[Task prompt]: Retype the line where "Extract all readable text from this page." appears and each line that follows it down to the last line of the records below. Leave the pictures out.

** START Records for this task **

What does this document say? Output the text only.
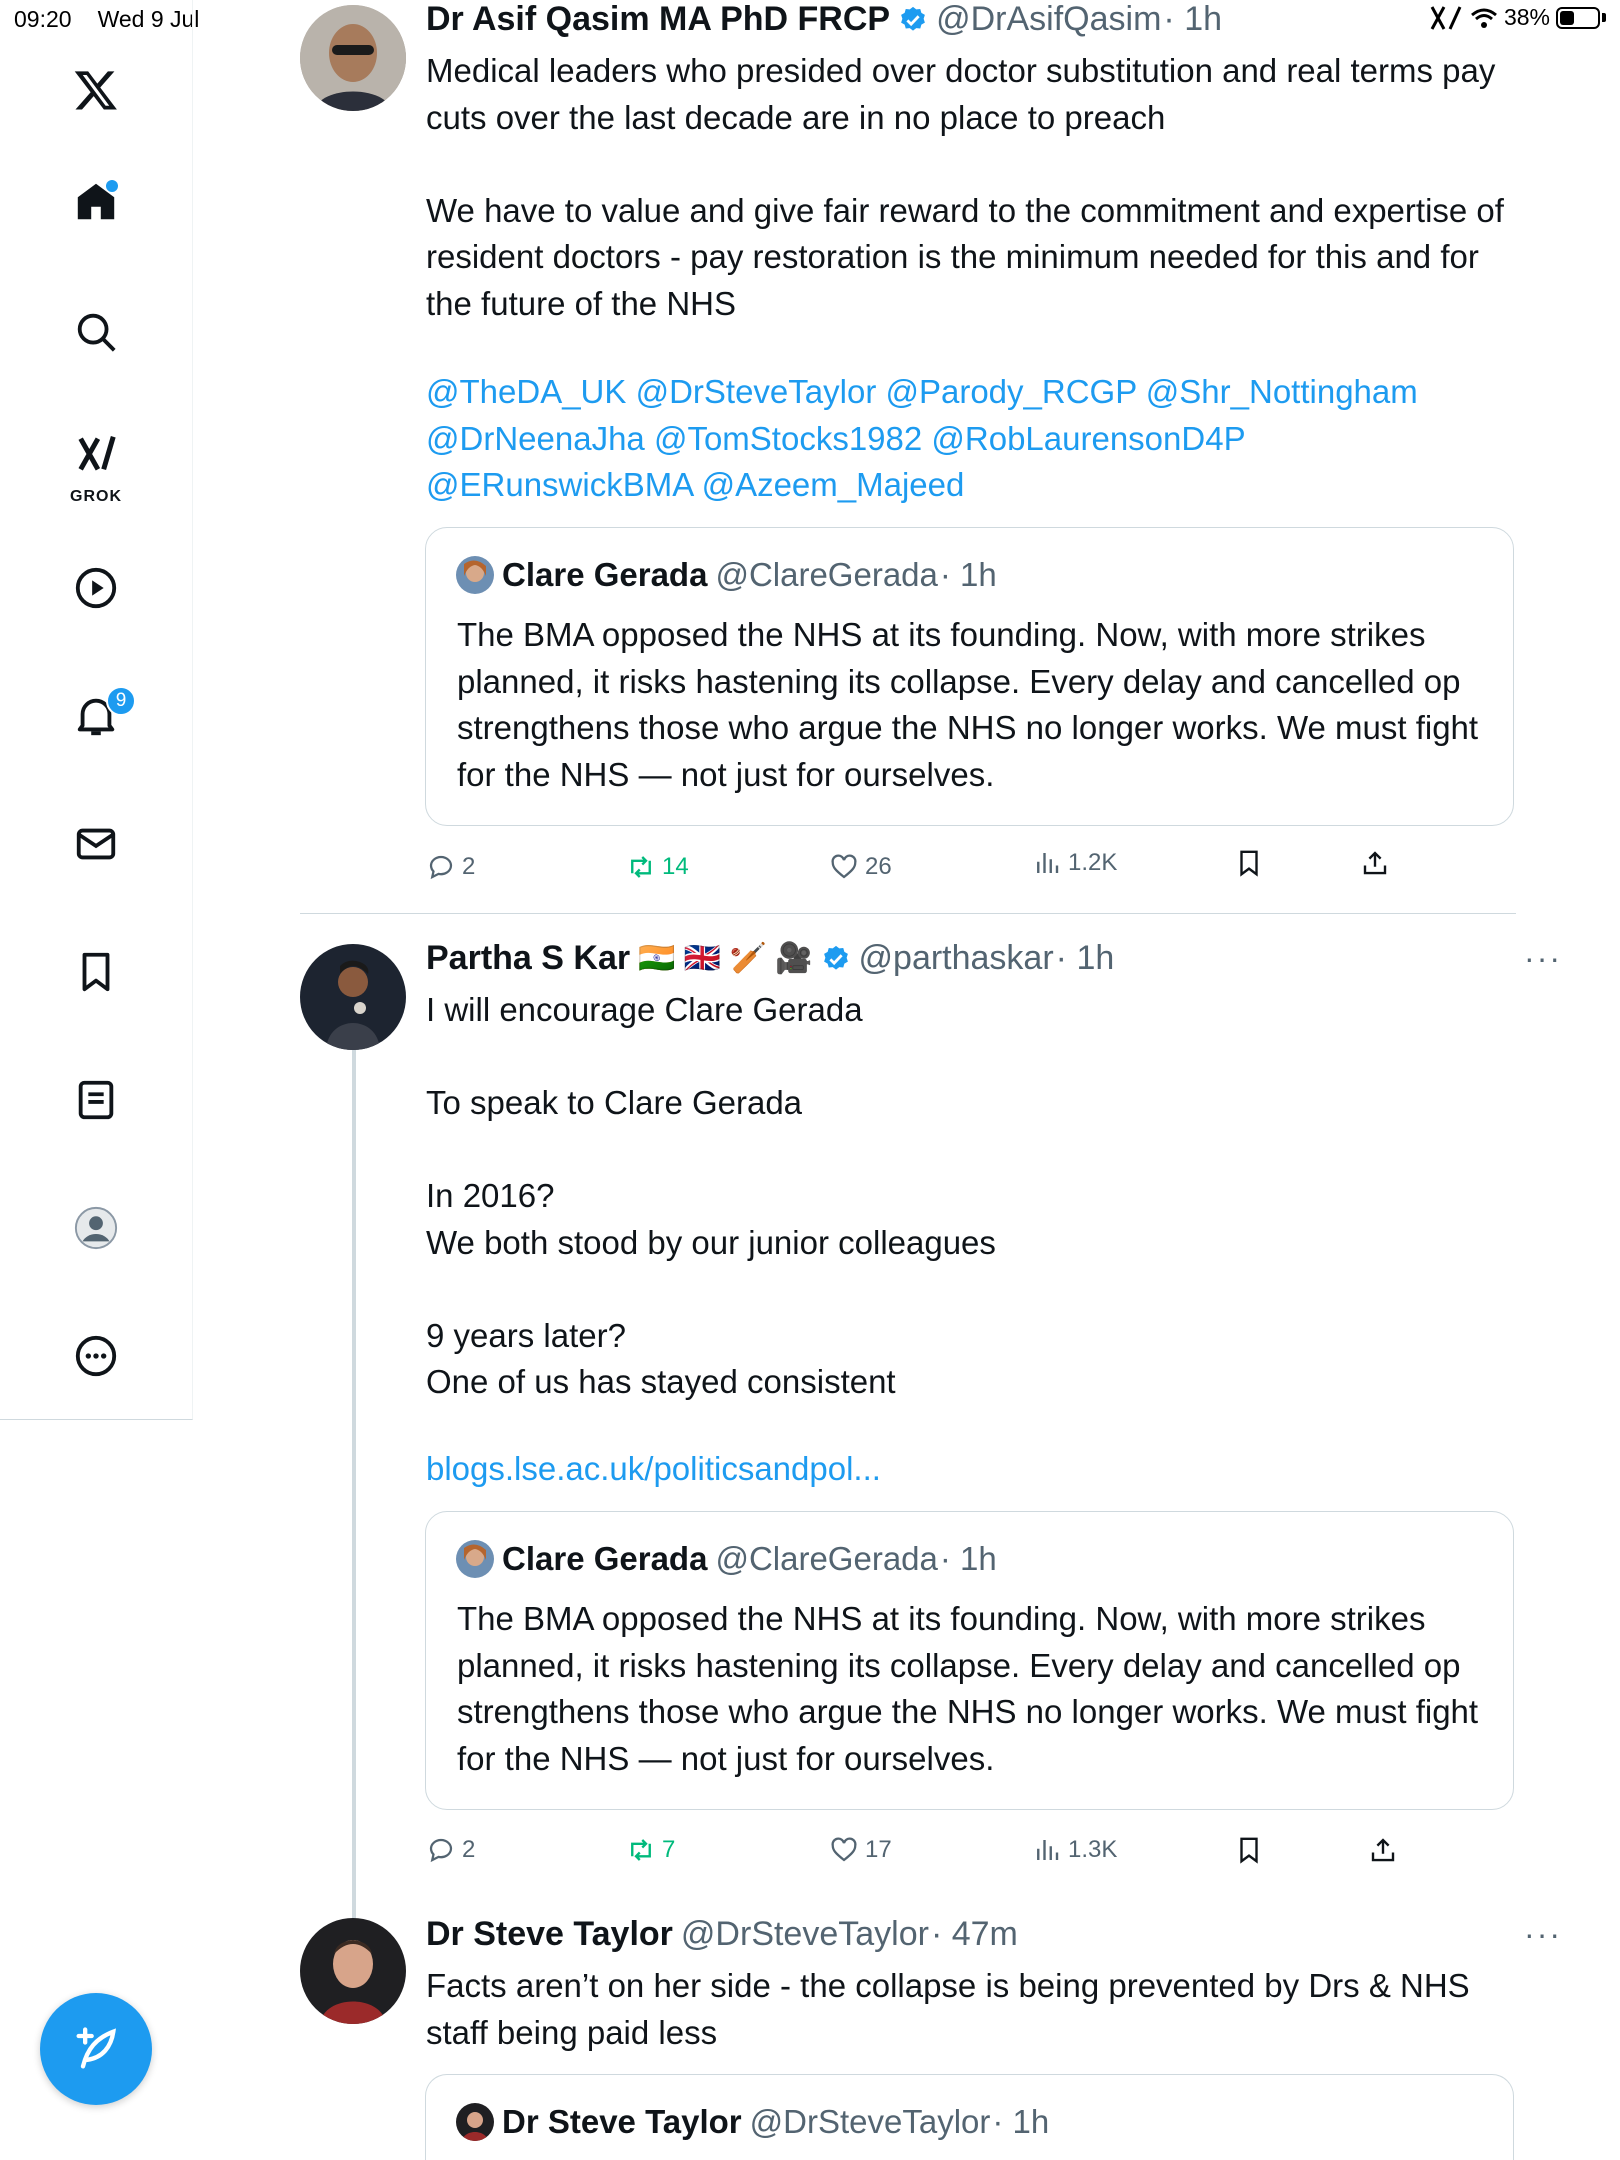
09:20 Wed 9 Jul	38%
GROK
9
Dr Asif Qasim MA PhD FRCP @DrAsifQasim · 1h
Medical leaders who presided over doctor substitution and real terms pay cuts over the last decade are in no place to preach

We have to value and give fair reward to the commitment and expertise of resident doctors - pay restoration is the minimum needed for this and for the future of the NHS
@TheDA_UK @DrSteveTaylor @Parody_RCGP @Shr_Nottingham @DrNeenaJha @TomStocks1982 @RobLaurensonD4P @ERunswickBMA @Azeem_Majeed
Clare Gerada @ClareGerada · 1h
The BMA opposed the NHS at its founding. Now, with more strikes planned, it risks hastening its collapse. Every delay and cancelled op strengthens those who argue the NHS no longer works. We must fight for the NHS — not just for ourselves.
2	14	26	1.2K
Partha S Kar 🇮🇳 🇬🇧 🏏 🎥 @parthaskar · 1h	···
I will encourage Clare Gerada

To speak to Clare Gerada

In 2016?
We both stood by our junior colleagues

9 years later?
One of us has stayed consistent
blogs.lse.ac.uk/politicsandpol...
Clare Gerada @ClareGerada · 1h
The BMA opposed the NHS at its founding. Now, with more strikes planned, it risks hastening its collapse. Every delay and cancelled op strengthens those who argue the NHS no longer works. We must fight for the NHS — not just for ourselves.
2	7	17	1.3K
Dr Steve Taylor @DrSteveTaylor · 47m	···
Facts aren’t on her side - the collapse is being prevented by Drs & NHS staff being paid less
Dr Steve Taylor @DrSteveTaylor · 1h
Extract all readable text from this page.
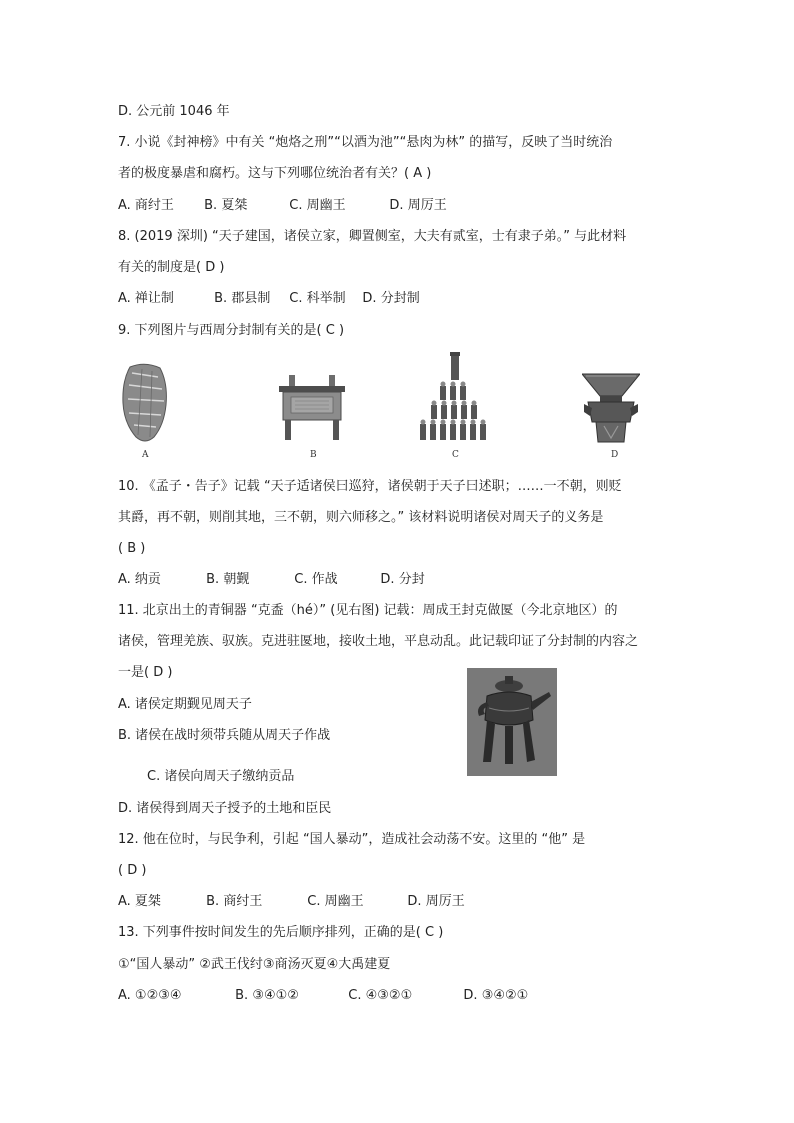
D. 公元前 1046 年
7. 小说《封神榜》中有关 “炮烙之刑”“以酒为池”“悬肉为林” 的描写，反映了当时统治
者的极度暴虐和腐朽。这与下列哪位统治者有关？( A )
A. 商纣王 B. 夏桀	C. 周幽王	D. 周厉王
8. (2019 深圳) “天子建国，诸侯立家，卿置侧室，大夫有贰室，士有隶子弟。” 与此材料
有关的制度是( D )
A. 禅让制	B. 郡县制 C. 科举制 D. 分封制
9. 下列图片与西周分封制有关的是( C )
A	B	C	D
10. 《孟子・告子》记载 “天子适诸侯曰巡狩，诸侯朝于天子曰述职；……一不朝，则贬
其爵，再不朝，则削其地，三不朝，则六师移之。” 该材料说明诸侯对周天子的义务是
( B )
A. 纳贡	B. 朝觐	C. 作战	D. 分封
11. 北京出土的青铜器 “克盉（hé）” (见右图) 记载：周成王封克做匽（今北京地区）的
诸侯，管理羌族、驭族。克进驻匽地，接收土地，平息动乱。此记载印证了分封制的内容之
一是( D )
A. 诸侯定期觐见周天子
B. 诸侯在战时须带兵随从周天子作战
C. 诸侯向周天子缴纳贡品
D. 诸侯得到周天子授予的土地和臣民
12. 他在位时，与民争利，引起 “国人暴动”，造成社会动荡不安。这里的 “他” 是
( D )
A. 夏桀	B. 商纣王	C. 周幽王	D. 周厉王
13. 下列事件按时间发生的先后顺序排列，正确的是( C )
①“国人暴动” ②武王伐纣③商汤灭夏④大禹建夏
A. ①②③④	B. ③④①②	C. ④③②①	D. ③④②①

** END Records for this task **

[Result of the exercise]:
Extract all readable text from this page.
D. 公元前 1046 年
7. 小说《封神榜》中有关 “炮烙之刑”“以酒为池”“悬肉为林” 的描写，反映了当时统治
者的极度暴虐和腐朽。这与下列哪位统治者有关？( A )
A. 商纣王 B. 夏桀	C. 周幽王	D. 周厉王
8. (2019 深圳) “天子建国，诸侯立家，卿置侧室，大夫有贰室，士有隶子弟。” 与此材料
有关的制度是( D )
A. 禅让制	B. 郡县制 C. 科举制 D. 分封制
9. 下列图片与西周分封制有关的是( C )
A	B	C	D
10. 《孟子・告子》记载 “天子适诸侯曰巡狩，诸侯朝于天子曰述职；……一不朝，则贬
其爵，再不朝，则削其地，三不朝，则六师移之。” 该材料说明诸侯对周天子的义务是
( B )
A. 纳贡	B. 朝觐	C. 作战	D. 分封
11. 北京出土的青铜器 “克盉（hé）” (见右图) 记载：周成王封克做匽（今北京地区）的
诸侯，管理羌族、驭族。克进驻匽地，接收土地，平息动乱。此记载印证了分封制的内容之
一是( D )
A. 诸侯定期觐见周天子
B. 诸侯在战时须带兵随从周天子作战
C. 诸侯向周天子缴纳贡品
D. 诸侯得到周天子授予的土地和臣民
12. 他在位时，与民争利，引起 “国人暴动”，造成社会动荡不安。这里的 “他” 是
( D )
A. 夏桀	B. 商纣王	C. 周幽王	D. 周厉王
13. 下列事件按时间发生的先后顺序排列，正确的是( C )
①“国人暴动” ②武王伐纣③商汤灭夏④大禹建夏
A. ①②③④	B. ③④①②	C. ④③②①	D. ③④②①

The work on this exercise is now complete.